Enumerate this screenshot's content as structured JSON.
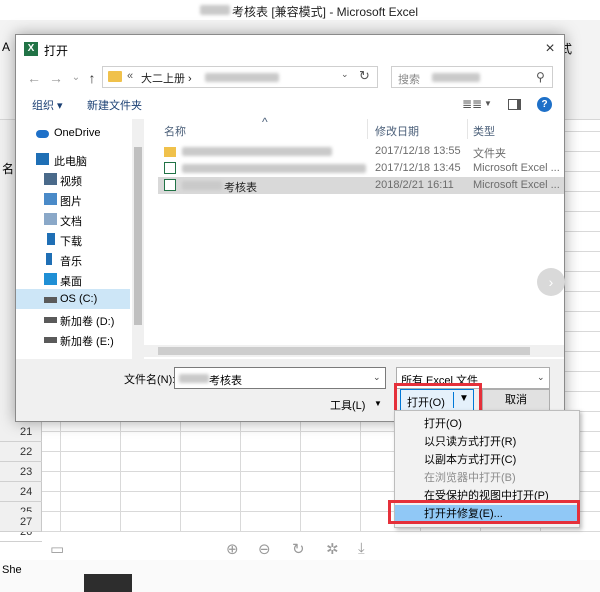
{
  "excel": {
    "title": "考核表 [兼容模式] - Microsoft Excel",
    "left_text_1": "A",
    "left_text_2": "名",
    "left_text_3": "She",
    "right_text": "式",
    "row_numbers": [
      "21",
      "22",
      "23",
      "24",
      "25",
      "26",
      "27"
    ]
  },
  "dialog": {
    "title": "打开",
    "nav": {
      "back": "←",
      "forward": "→",
      "dropdown": "⌄",
      "up": "↑",
      "address_chevron": "«",
      "address_path": "大二上册  ›",
      "address_dropdown": "⌄",
      "refresh": "↻",
      "search_placeholder": "搜索",
      "search_icon": "⚲"
    },
    "commands": {
      "organize": "组织 ▾",
      "new_folder": "新建文件夹",
      "view_icon": "≣≣",
      "view_dropdown": "▼",
      "help": "?"
    },
    "nav_pane": [
      {
        "label": "OneDrive",
        "icon": "cloud-icon",
        "color": "#1e70c8"
      },
      {
        "label": "此电脑",
        "icon": "computer-icon",
        "color": "#1f6fb5"
      },
      {
        "label": "视频",
        "icon": "video-icon",
        "color": "#4a6a8a"
      },
      {
        "label": "图片",
        "icon": "picture-icon",
        "color": "#4a8ac8"
      },
      {
        "label": "文档",
        "icon": "document-icon",
        "color": "#8aa8c8"
      },
      {
        "label": "下载",
        "icon": "download-icon",
        "color": "#1f6fb5"
      },
      {
        "label": "音乐",
        "icon": "music-icon",
        "color": "#1f6fb5"
      },
      {
        "label": "桌面",
        "icon": "desktop-icon",
        "color": "#1f8fd5"
      },
      {
        "label": "OS (C:)",
        "icon": "drive-icon",
        "color": "#5a5a5a"
      },
      {
        "label": "新加卷 (D:)",
        "icon": "drive-icon",
        "color": "#5a5a5a"
      },
      {
        "label": "新加卷 (E:)",
        "icon": "drive-icon",
        "color": "#5a5a5a"
      }
    ],
    "columns": {
      "name": "名称",
      "modified": "修改日期",
      "type": "类型",
      "sort_indicator": "^"
    },
    "files": [
      {
        "name": "",
        "date": "2017/12/18 13:55",
        "type": "文件夹",
        "icon": "folder-icon"
      },
      {
        "name": "",
        "date": "2017/12/18 13:45",
        "type": "Microsoft Excel ...",
        "icon": "excel-file-icon"
      },
      {
        "name": "考核表",
        "date": "2018/2/21 16:11",
        "type": "Microsoft Excel ...",
        "icon": "excel-file-icon"
      }
    ],
    "filename_label": "文件名(N):",
    "filename_value": "考核表",
    "filetype_value": "所有 Excel 文件",
    "tools_label": "工具(L)",
    "open_label": "打开(O)",
    "cancel_label": "取消",
    "close_glyph": "×",
    "dd_glyph": "⌄",
    "small_dd": "▼"
  },
  "open_menu": [
    {
      "label": "打开(O)",
      "enabled": true
    },
    {
      "label": "以只读方式打开(R)",
      "enabled": true
    },
    {
      "label": "以副本方式打开(C)",
      "enabled": true
    },
    {
      "label": "在浏览器中打开(B)",
      "enabled": false
    },
    {
      "label": "在受保护的视图中打开(P)",
      "enabled": true
    },
    {
      "label": "打开并修复(E)...",
      "enabled": true,
      "highlighted": true
    }
  ],
  "viewer_toolbar": {
    "save": "▭",
    "zoom_in": "⊕",
    "zoom_out": "⊖",
    "rotate": "↻",
    "magic": "✲",
    "download": "⤓",
    "next": "›"
  },
  "colors": {
    "highlight_box": "#e5303a",
    "menu_highlight": "#90c8f6",
    "accent": "#0078d7"
  }
}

##############################

Task to complete: Gather each line in these records that contains the string "date".

Task output:
        "date": "2017/12/18 13:55",
        "date": "2017/12/18 13:45",
        "date": "2018/2/21 16:11",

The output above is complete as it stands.